# Start of Data provided

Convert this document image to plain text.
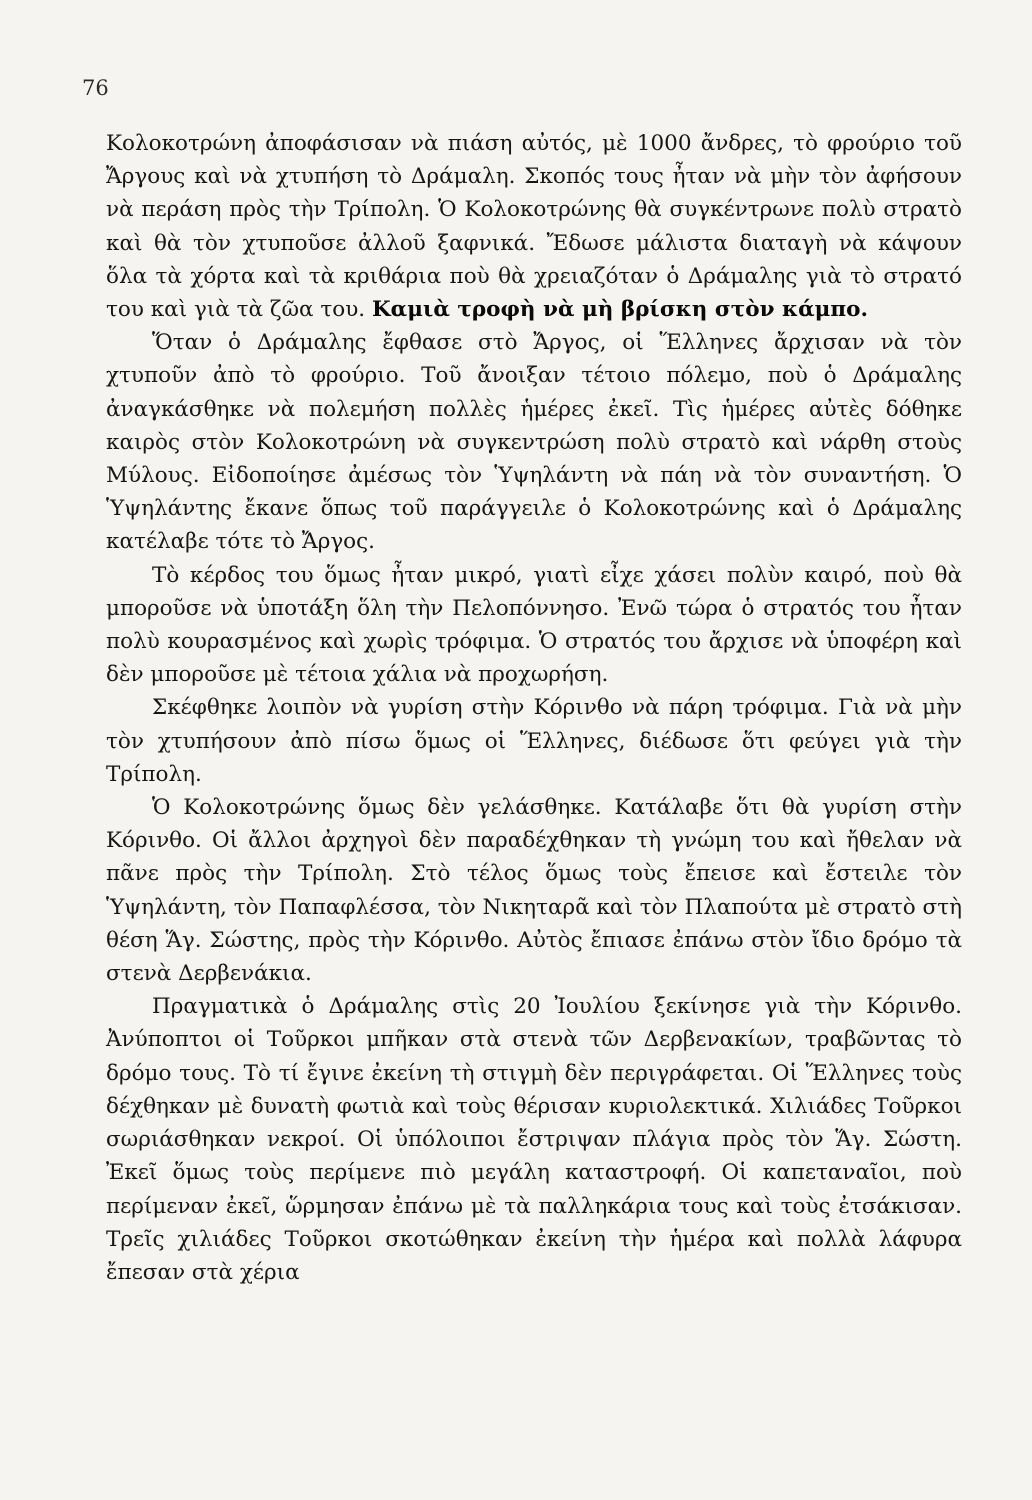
76

Κολοκοτρώνη ἀποφάσισαν νὰ πιάση αὐτός, μὲ 1000 ἄνδρες, τὸ φρούριο τοῦ Ἄργους καὶ νὰ χτυπήση τὸ Δράμαλη. Σκοπός τους ἦταν νὰ μὴν τὸν ἀφήσουν νὰ περάση πρὸς τὴν Τρίπολη. Ὁ Κολοκοτρώνης θὰ συγκέντρωνε πολὺ στρατὸ καὶ θὰ τὸν χτυποῦσε ἀλλοῦ ξαφνικά. Ἔδωσε μάλιστα διαταγὴ νὰ κάψουν ὅλα τὰ χόρτα καὶ τὰ κριθάρια ποὺ θὰ χρειαζόταν ὁ Δράμαλης γιὰ τὸ στρατό του καὶ γιὰ τὰ ζῶα του. Καμιὰ τροφὴ νὰ μὴ βρίσκη στὸν κάμπο.

Ὅταν ὁ Δράμαλης ἔφθασε στὸ Ἄργος, οἱ Ἕλληνες ἄρχισαν νὰ τὸν χτυποῦν ἀπὸ τὸ φρούριο. Τοῦ ἄνοιξαν τέτοιο πόλεμο, ποὺ ὁ Δράμαλης ἀναγκάσθηκε νὰ πολεμήση πολλὲς ἡμέρες ἐκεῖ. Τὶς ἡμέρες αὐτὲς δόθηκε καιρὸς στὸν Κολοκοτρώνη νὰ συγκεντρώση πολὺ στρατὸ καὶ νάρθη στοὺς Μύλους. Εἰδοποίησε ἀμέσως τὸν Ὑψηλάντη νὰ πάη νὰ τὸν συναντήση. Ὁ Ὑψηλάντης ἔκανε ὅπως τοῦ παράγγειλε ὁ Κολοκοτρώνης καὶ ὁ Δράμαλης κατέλαβε τότε τὸ Ἄργος.

Τὸ κέρδος του ὅμως ἦταν μικρό, γιατὶ εἶχε χάσει πολὺν καιρό, ποὺ θὰ μποροῦσε νὰ ὑποτάξη ὅλη τὴν Πελοπόννησο. Ἐνῶ τώρα ὁ στρατός του ἦταν πολὺ κουρασμένος καὶ χωρὶς τρόφιμα. Ὁ στρατός του ἄρχισε νὰ ὑποφέρη καὶ δὲν μποροῦσε μὲ τέτοια χάλια νὰ προχωρήση.

Σκέφθηκε λοιπὸν νὰ γυρίση στὴν Κόρινθο νὰ πάρη τρόφιμα. Γιὰ νὰ μὴν τὸν χτυπήσουν ἀπὸ πίσω ὅμως οἱ Ἕλληνες, διέδωσε ὅτι φεύγει γιὰ τὴν Τρίπολη.

Ὁ Κολοκοτρώνης ὅμως δὲν γελάσθηκε. Κατάλαβε ὅτι θὰ γυρίση στὴν Κόρινθο. Οἱ ἄλλοι ἀρχηγοὶ δὲν παραδέχθηκαν τὴ γνώμη του καὶ ἤθελαν νὰ πᾶνε πρὸς τὴν Τρίπολη. Στὸ τέλος ὅμως τοὺς ἔπεισε καὶ ἔστειλε τὸν Ὑψηλάντη, τὸν Παπαφλέσσα, τὸν Νικηταρᾶ καὶ τὸν Πλαπούτα μὲ στρατὸ στὴ θέση Ἅγ. Σώστης, πρὸς τὴν Κόρινθο. Αὐτὸς ἔπιασε ἐπάνω στὸν ἴδιο δρόμο τὰ στενὰ Δερβενάκια.

Πραγματικὰ ὁ Δράμαλης στὶς 20 Ἰουλίου ξεκίνησε γιὰ τὴν Κόρινθο. Ἀνύποπτοι οἱ Τοῦρκοι μπῆκαν στὰ στενὰ τῶν Δερβενακίων, τραβῶντας τὸ δρόμο τους. Τὸ τί ἔγινε ἐκείνη τὴ στιγμὴ δὲν περιγράφεται. Οἱ Ἕλληνες τοὺς δέχθηκαν μὲ δυνατὴ φωτιὰ καὶ τοὺς θέρισαν κυριολεκτικά. Χιλιάδες Τοῦρκοι σωριάσθηκαν νεκροί. Οἱ ὑπόλοιποι ἔστριψαν πλάγια πρὸς τὸν Ἅγ. Σώστη. Ἐκεῖ ὅμως τοὺς περίμενε πιὸ μεγάλη καταστροφή. Οἱ καπεταναῖοι, ποὺ περίμεναν ἐκεῖ, ὥρμησαν ἐπάνω μὲ τὰ παλληκάρια τους καὶ τοὺς ἐτσάκισαν. Τρεῖς χιλιάδες Τοῦρκοι σκοτώθηκαν ἐκείνη τὴν ἡμέρα καὶ πολλὰ λάφυρα ἔπεσαν στὰ χέρια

# End of Data provided

▶ **What you should do**:
Each entry should be repeated exactly as it appears; the pictures stay out.

▶ **Finished task**:
Convert this document image to plain text.
76

Κολοκοτρώνη ἀποφάσισαν νὰ πιάση αὐτός, μὲ 1000 ἄνδρες, τὸ φρούριο τοῦ Ἄργους καὶ νὰ χτυπήση τὸ Δράμαλη. Σκοπός τους ἦταν νὰ μὴν τὸν ἀφήσουν νὰ περάση πρὸς τὴν Τρίπολη. Ὁ Κολοκοτρώνης θὰ συγκέντρωνε πολὺ στρατὸ καὶ θὰ τὸν χτυποῦσε ἀλλοῦ ξαφνικά. Ἔδωσε μάλιστα διαταγὴ νὰ κάψουν ὅλα τὰ χόρτα καὶ τὰ κριθάρια ποὺ θὰ χρειαζόταν ὁ Δράμαλης γιὰ τὸ στρατό του καὶ γιὰ τὰ ζῶα του. Καμιὰ τροφὴ νὰ μὴ βρίσκη στὸν κάμπο.

Ὅταν ὁ Δράμαλης ἔφθασε στὸ Ἄργος, οἱ Ἕλληνες ἄρχισαν νὰ τὸν χτυποῦν ἀπὸ τὸ φρούριο. Τοῦ ἄνοιξαν τέτοιο πόλεμο, ποὺ ὁ Δράμαλης ἀναγκάσθηκε νὰ πολεμήση πολλὲς ἡμέρες ἐκεῖ. Τὶς ἡμέρες αὐτὲς δόθηκε καιρὸς στὸν Κολοκοτρώνη νὰ συγκεντρώση πολὺ στρατὸ καὶ νάρθη στοὺς Μύλους. Εἰδοποίησε ἀμέσως τὸν Ὑψηλάντη νὰ πάη νὰ τὸν συναντήση. Ὁ Ὑψηλάντης ἔκανε ὅπως τοῦ παράγγειλε ὁ Κολοκοτρώνης καὶ ὁ Δράμαλης κατέλαβε τότε τὸ Ἄργος.

Τὸ κέρδος του ὅμως ἦταν μικρό, γιατὶ εἶχε χάσει πολὺν καιρό, ποὺ θὰ μποροῦσε νὰ ὑποτάξη ὅλη τὴν Πελοπόννησο. Ἐνῶ τώρα ὁ στρατός του ἦταν πολὺ κουρασμένος καὶ χωρὶς τρόφιμα. Ὁ στρατός του ἄρχισε νὰ ὑποφέρη καὶ δὲν μποροῦσε μὲ τέτοια χάλια νὰ προχωρήση.

Σκέφθηκε λοιπὸν νὰ γυρίση στὴν Κόρινθο νὰ πάρη τρόφιμα. Γιὰ νὰ μὴν τὸν χτυπήσουν ἀπὸ πίσω ὅμως οἱ Ἕλληνες, διέδωσε ὅτι φεύγει γιὰ τὴν Τρίπολη.

Ὁ Κολοκοτρώνης ὅμως δὲν γελάσθηκε. Κατάλαβε ὅτι θὰ γυρίση στὴν Κόρινθο. Οἱ ἄλλοι ἀρχηγοὶ δὲν παραδέχθηκαν τὴ γνώμη του καὶ ἤθελαν νὰ πᾶνε πρὸς τὴν Τρίπολη. Στὸ τέλος ὅμως τοὺς ἔπεισε καὶ ἔστειλε τὸν Ὑψηλάντη, τὸν Παπαφλέσσα, τὸν Νικηταρᾶ καὶ τὸν Πλαπούτα μὲ στρατὸ στὴ θέση Ἅγ. Σώστης, πρὸς τὴν Κόρινθο. Αὐτὸς ἔπιασε ἐπάνω στὸν ἴδιο δρόμο τὰ στενὰ Δερβενάκια.

Πραγματικὰ ὁ Δράμαλης στὶς 20 Ἰουλίου ξεκίνησε γιὰ τὴν Κόρινθο. Ἀνύποπτοι οἱ Τοῦρκοι μπῆκαν στὰ στενὰ τῶν Δερβενακίων, τραβῶντας τὸ δρόμο τους. Τὸ τί ἔγινε ἐκείνη τὴ στιγμὴ δὲν περιγράφεται. Οἱ Ἕλληνες τοὺς δέχθηκαν μὲ δυνατὴ φωτιὰ καὶ τοὺς θέρισαν κυριολεκτικά. Χιλιάδες Τοῦρκοι σωριάσθηκαν νεκροί. Οἱ ὑπόλοιποι ἔστριψαν πλάγια πρὸς τὸν Ἅγ. Σώστη. Ἐκεῖ ὅμως τοὺς περίμενε πιὸ μεγάλη καταστροφή. Οἱ καπεταναῖοι, ποὺ περίμεναν ἐκεῖ, ὥρμησαν ἐπάνω μὲ τὰ παλληκάρια τους καὶ τοὺς ἐτσάκισαν. Τρεῖς χιλιάδες Τοῦρκοι σκοτώθηκαν ἐκείνη τὴν ἡμέρα καὶ πολλὰ λάφυρα ἔπεσαν στὰ χέρια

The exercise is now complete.